Problem requirements -> Isolate every line in the data with the string "周文武所封子弟同姓甚众" and copy it.

Data provided ->
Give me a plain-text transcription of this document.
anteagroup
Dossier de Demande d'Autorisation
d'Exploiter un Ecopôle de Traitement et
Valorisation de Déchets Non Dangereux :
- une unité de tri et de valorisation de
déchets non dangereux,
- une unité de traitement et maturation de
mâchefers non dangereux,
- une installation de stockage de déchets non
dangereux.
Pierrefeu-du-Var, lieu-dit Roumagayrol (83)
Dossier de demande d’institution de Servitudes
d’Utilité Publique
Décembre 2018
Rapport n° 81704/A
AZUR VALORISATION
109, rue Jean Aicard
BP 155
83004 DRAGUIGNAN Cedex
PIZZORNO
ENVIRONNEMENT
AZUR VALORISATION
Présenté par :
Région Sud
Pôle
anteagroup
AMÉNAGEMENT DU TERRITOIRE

...

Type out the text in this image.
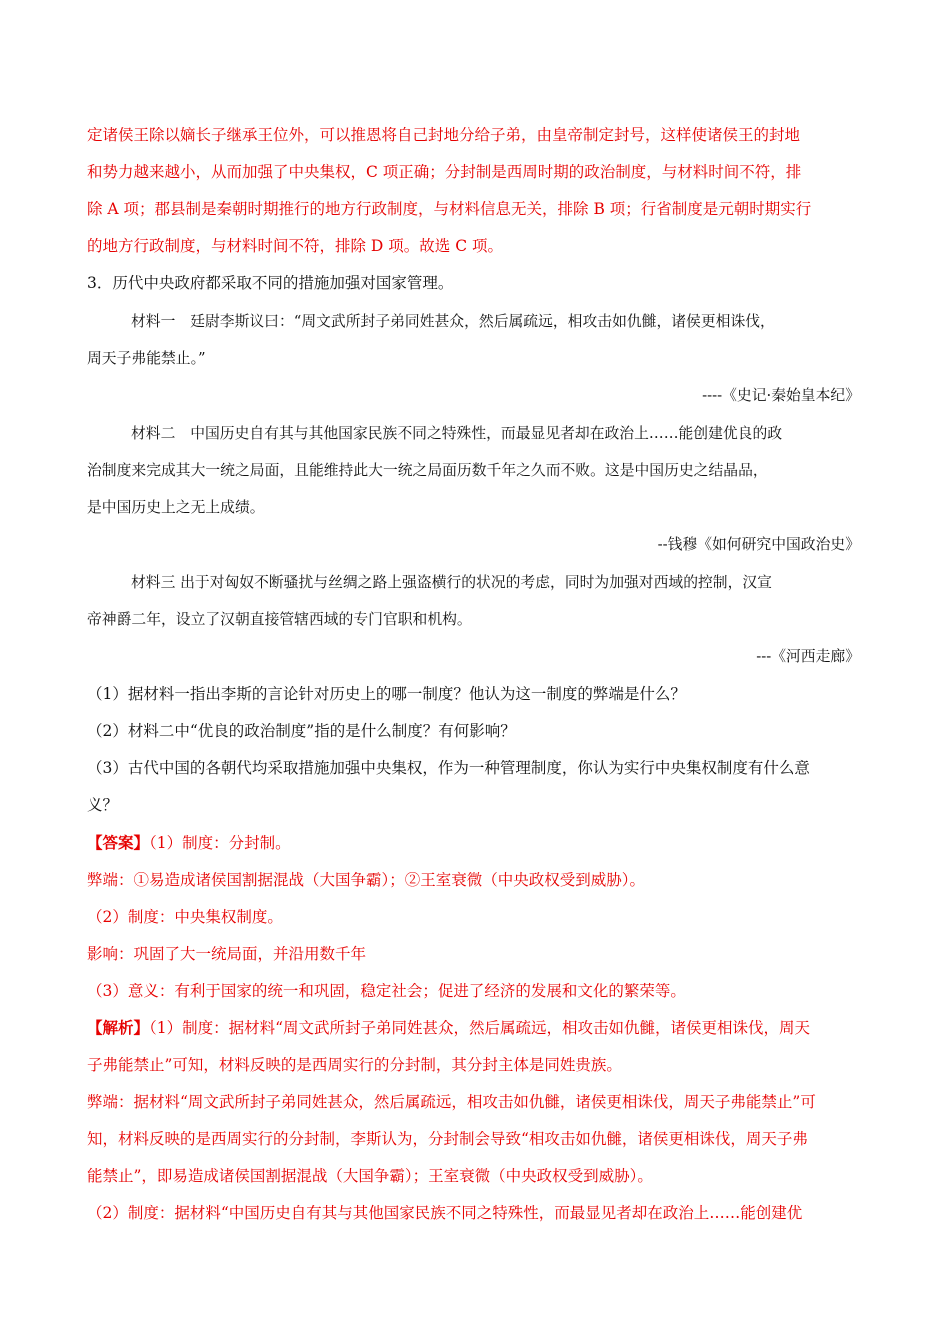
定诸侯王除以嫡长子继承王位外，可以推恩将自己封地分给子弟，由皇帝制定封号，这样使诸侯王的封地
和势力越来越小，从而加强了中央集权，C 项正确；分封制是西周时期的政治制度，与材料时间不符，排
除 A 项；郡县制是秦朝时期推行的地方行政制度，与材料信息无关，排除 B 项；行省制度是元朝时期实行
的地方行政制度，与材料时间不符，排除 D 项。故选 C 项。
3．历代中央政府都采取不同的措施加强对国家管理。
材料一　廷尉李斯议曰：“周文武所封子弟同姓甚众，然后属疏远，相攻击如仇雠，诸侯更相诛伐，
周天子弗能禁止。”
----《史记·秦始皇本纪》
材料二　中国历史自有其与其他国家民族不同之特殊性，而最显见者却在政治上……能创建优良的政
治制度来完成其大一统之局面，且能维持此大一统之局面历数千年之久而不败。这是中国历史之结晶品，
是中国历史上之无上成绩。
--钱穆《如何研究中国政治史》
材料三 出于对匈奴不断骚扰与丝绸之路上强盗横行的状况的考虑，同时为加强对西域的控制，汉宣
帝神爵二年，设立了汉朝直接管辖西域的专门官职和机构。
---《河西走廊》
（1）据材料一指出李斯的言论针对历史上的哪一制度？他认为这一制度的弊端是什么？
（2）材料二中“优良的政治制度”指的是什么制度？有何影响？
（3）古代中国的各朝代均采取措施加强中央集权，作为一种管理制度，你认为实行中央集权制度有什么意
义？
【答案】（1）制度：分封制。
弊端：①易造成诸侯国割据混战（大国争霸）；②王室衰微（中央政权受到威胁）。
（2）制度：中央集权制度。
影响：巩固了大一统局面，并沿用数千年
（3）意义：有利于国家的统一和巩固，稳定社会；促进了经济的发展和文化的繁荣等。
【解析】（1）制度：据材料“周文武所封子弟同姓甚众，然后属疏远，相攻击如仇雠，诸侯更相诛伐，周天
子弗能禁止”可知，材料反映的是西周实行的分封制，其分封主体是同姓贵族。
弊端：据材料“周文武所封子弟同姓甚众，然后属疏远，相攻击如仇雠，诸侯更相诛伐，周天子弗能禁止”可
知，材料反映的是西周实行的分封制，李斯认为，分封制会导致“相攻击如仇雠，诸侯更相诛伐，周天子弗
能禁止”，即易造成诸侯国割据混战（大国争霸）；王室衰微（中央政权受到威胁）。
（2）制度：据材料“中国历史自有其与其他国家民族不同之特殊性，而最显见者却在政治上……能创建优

Task result ->
材料一　廷尉李斯议曰：“周文武所封子弟同姓甚众，然后属疏远，相攻击如仇雠，诸侯更相诛伐，
【解析】（1）制度：据材料“周文武所封子弟同姓甚众，然后属疏远，相攻击如仇雠，诸侯更相诛伐，周天
弊端：据材料“周文武所封子弟同姓甚众，然后属疏远，相攻击如仇雠，诸侯更相诛伐，周天子弗能禁止”可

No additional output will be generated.